Copy each line that contains the word "reporting".

________________

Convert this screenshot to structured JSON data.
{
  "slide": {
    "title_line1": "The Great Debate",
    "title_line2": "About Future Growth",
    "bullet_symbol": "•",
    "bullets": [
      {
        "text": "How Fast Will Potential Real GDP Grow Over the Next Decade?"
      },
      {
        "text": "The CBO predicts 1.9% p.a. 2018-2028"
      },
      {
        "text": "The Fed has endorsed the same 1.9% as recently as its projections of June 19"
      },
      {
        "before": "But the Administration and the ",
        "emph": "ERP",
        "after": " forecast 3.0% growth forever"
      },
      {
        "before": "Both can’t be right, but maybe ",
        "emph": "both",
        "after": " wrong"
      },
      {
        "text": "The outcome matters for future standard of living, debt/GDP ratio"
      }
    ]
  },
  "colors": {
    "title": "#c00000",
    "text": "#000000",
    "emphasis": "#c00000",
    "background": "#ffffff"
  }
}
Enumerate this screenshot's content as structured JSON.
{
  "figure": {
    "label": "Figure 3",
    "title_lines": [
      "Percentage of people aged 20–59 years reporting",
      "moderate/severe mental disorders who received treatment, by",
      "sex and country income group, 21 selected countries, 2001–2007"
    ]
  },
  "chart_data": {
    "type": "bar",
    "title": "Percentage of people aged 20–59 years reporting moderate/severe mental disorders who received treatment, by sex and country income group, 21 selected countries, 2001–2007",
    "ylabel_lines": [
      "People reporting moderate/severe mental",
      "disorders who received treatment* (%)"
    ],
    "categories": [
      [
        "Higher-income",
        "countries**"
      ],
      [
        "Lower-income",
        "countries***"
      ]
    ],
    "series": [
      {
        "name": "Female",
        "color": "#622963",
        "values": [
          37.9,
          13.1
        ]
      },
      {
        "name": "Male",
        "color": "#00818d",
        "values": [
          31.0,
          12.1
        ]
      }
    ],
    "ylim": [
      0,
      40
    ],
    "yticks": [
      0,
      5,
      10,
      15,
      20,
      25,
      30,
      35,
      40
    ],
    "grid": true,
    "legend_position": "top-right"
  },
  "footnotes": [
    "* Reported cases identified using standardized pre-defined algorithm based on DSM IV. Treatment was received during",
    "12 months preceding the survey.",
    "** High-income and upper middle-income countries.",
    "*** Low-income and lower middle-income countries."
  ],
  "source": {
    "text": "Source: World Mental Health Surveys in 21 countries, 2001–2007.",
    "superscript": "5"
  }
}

________________

◆ Task output ◆
      "Percentage of people aged 20–59 years reporting",
    "title": "Percentage of people aged 20–59 years reporting moderate/severe mental disorders who received treatment, by sex and country income group, 21 selected countries, 2001–2007",
      "People reporting moderate/severe mental",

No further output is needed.